Passage to read:

▼

Property Tax Relief in Pennsylvania

One of the primary issues being negotiated in the 2015-16 budget is school property tax relief. There are several proposals being considered. Each one would distribute relief differently. In this brief, we describe the basic mechanisms of property tax relief available in Pennsylvania and explain which form of relief is most likely to benefit which type of property owner (owners of modestly priced homes, high-priced homes and non-residential properties). This basic primer on property tax relief lays a foundation for forthcoming analysis of the specific proposals now being debated as part of the state’s budget debate.

Property taxes are unpopular, yet are the primary tax revenue source for our schools, counties, and municipalities. Property taxes are among the easiest taxes to administer and are difficult to avoid – as real property (unlike income, capital, sales, or other transaction-based taxes) is not mobile. Property taxes are also the easiest way for local governments to tax corporations and other business entities with complex ownership arrangements so that these users of public services also contribute to the costs of providing schools, police, and fire protection.

Pennsylvania Requires Uniform Rates

The Pennsylvania Constitution includes a “uniformity clause” that requires that if the state or a local government has a tax on something, it must use the same tax rate for everything subject to that particular tax (in other words, a “uniform” rate).[1]  For property taxes, this means that all types of real property that are subject to property taxes must be charged the same tax rate. In other states, it is not uncommon for homes to be charged a different tax rate than factories, offices, or other commercial property. This is not permitted in Pennsylvania.

Preferential Property Tax Treatment for Farms and Forestland

For farms and forests, a special assessment[2] is permitted under which qualifying land is valued at the agricultural use value, rather than market value. This lowers the property taxes owed by farmers - who are often land rich, but may lack income and other forms of wealth -- and can help lower the pressure on farmers to develop their land for other purposes. This preferential treatment often increases taxes paid by non-farm properties in rural districts.

Special Property Tax Relief Available for Homeowners

The Pennsyvlania Constitution was changed in 1997 to allow property tax relief for homeowners. Rather than allowing different tax rates for homeowners than non-residential property owners, the constitution’s “homestead exemption” exempts owners of qualifying owner-occupied housing from paying property taxes on the first part of residential property value, up to one-half of the value of the median home value (or “homestead”).[3] In effect, this provision operates similarly to personal exemptions on federal taxes, except that the homestead exemption eliminates taxes on the first part of qualifying residential property value rather than the first part of income.

▲

Data entries:
▼

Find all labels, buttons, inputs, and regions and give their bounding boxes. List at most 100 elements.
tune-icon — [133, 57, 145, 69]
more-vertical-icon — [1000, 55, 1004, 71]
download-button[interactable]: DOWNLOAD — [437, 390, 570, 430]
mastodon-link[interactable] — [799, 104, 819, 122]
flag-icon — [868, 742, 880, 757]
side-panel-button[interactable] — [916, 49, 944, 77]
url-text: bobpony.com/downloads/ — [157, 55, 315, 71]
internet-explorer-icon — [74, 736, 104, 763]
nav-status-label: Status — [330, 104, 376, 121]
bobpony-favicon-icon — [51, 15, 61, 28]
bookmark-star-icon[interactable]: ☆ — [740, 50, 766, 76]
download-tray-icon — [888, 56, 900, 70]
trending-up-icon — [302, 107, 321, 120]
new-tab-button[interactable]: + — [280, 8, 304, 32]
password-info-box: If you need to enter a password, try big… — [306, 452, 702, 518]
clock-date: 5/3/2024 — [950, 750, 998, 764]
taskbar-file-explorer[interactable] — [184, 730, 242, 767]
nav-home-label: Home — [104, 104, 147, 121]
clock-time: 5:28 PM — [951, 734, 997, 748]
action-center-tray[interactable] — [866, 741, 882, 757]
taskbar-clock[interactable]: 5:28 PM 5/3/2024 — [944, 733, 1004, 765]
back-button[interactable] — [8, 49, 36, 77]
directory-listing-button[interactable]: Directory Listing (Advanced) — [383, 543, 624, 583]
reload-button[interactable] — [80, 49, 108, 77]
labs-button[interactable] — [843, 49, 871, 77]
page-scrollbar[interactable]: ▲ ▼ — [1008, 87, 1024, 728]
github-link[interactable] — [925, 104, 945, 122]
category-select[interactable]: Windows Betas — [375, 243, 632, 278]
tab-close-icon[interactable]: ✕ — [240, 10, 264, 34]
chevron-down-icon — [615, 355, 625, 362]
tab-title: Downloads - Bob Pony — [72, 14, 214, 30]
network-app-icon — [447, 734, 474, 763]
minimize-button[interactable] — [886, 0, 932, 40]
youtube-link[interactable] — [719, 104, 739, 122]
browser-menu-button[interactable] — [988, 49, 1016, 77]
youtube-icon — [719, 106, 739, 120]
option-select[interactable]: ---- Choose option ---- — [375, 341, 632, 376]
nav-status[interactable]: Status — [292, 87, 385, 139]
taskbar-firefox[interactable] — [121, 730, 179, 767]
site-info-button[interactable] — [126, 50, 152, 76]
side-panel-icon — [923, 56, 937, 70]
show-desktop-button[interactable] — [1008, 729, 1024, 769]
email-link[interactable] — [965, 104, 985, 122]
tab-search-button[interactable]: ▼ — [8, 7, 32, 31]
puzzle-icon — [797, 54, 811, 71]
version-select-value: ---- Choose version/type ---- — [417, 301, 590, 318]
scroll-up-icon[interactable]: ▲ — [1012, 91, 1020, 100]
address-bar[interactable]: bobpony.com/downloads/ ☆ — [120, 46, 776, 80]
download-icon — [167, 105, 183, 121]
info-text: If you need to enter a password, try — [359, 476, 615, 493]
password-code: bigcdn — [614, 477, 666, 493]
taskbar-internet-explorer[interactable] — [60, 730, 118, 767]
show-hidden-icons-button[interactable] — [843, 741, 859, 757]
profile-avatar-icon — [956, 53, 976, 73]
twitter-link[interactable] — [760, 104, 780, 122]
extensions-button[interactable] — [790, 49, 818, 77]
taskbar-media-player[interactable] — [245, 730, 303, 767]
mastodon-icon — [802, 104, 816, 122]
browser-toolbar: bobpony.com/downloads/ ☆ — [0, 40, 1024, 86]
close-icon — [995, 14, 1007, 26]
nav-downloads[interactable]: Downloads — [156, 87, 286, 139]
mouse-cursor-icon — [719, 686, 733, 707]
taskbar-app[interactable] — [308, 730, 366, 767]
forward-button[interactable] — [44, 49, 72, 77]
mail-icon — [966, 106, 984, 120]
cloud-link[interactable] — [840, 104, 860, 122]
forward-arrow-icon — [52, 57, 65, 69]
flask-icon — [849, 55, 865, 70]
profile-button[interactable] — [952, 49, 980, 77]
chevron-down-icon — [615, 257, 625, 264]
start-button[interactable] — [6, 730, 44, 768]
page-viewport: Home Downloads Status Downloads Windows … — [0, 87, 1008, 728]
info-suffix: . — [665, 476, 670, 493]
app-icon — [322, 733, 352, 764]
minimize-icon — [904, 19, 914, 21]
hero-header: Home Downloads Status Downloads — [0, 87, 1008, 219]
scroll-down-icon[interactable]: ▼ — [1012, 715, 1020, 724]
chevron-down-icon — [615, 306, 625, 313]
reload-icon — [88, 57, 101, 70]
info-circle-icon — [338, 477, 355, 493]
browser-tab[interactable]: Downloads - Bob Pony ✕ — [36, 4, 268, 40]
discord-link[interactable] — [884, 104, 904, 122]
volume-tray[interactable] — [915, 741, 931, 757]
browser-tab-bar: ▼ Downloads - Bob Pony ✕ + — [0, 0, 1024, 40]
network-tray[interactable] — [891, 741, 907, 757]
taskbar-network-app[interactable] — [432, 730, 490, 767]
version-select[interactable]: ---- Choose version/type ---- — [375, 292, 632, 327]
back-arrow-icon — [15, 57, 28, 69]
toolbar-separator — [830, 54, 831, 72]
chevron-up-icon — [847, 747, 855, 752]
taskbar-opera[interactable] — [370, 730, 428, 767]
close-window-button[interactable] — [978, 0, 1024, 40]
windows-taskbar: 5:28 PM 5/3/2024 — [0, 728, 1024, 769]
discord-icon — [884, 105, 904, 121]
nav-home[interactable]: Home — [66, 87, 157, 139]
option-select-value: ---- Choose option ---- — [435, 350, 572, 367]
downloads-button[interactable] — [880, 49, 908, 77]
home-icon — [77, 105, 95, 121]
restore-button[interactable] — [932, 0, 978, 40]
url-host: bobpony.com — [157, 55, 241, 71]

▲

Goal: Write the next part of the Pennsylvania property tax relief text, picking up after its last sentence. None of the data is needed here.

Answer to this exercise:
Property Tax Benefits for Senior Homeowners and Renters

Pennsylvania established the Property Tax/Rent Rebate Program (PTRR) in 1971 to help senior citizens, widows and widowers age 50 and over, and adults with disabilities pay for housing costs. Both homeowners and renters can qualify for PTRR.[4]

Renters with annual household incomes up to $8,000 can receive a rebate up to $650. Those with annual incomes from $8,001 to $15,000 can receive a rebate of $500. Although the rebate amounts have increased, the income eligibility for renters has not been raised since 1985.

Income eligibility for homeowners is higher, up to $35,000 a year. The base maximum rebate available to homeowners is $650 for individuals with annual incomes up to $8,000. Homeowner benefits decrease in steps as income rises. Those earning between $18,001 and $35,000 a year can receive a rebate of $250.

In addition to the base amount, homeowners earning up to $30,000 a year who either live in certain higher cost areas (Philadelphia, Scranton and Pittsburgh), or who pay more than 15% of their income in property taxes, receive an additional 50% rebate payment – increasing the total rebate to a maximum of $975.

The PTRR benefits could be increased, if assistance is to be focused on the elderly.
In 2013, PTRR provided $270 million in rebates to over 565,000 recipients.[5]  These rebates were funded out of the Pennsylvania Lottery and taxes collected from casino gaming.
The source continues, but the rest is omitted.